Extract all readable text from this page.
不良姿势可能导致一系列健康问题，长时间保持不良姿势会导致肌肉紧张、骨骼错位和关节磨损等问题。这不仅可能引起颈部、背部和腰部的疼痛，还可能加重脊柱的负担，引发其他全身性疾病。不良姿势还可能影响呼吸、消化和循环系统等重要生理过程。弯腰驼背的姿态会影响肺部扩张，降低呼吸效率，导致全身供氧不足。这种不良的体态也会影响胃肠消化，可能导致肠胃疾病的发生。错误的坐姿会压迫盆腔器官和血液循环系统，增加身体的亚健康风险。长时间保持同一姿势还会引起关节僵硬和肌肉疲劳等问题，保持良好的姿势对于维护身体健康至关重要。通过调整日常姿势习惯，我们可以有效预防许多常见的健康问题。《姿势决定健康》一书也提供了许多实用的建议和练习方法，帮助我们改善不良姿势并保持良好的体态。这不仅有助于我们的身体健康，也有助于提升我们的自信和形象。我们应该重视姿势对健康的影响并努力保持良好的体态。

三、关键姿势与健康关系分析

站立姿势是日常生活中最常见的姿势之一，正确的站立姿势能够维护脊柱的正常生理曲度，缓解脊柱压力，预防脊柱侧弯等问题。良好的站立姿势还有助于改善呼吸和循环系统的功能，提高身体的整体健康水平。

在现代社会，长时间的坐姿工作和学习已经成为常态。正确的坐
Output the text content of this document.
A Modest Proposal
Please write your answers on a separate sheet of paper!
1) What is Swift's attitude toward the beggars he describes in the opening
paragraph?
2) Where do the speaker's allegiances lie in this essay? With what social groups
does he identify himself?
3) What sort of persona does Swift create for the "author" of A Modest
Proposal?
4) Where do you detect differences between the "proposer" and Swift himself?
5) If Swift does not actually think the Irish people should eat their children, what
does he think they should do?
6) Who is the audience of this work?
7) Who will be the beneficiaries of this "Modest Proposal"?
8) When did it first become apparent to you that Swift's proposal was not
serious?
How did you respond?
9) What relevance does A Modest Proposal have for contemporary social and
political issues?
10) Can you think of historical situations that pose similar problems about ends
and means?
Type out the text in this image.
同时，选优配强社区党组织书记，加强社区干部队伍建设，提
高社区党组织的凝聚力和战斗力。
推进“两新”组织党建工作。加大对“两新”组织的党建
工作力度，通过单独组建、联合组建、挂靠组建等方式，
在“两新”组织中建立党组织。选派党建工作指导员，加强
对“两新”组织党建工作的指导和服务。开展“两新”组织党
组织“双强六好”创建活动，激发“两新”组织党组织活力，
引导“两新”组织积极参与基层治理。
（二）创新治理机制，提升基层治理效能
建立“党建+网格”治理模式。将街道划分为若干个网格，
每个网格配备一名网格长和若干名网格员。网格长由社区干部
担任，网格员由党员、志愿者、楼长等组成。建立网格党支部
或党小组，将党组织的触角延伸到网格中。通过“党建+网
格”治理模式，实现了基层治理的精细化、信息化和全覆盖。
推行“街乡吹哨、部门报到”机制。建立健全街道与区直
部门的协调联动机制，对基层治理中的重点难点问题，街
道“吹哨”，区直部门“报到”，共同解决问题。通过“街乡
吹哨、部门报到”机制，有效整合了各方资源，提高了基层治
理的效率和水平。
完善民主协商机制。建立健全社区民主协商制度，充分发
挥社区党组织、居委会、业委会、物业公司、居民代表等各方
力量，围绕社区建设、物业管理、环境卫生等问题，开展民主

========================================

▶ Stated exercise
Read the data above. Pull out each line in which the string "部门报到" appears.

▶ Final answer
推行“街乡吹哨、部门报到”机制。建立健全街道与区直
吹哨、部门报到”机制，有效整合了各方资源，提高了基层治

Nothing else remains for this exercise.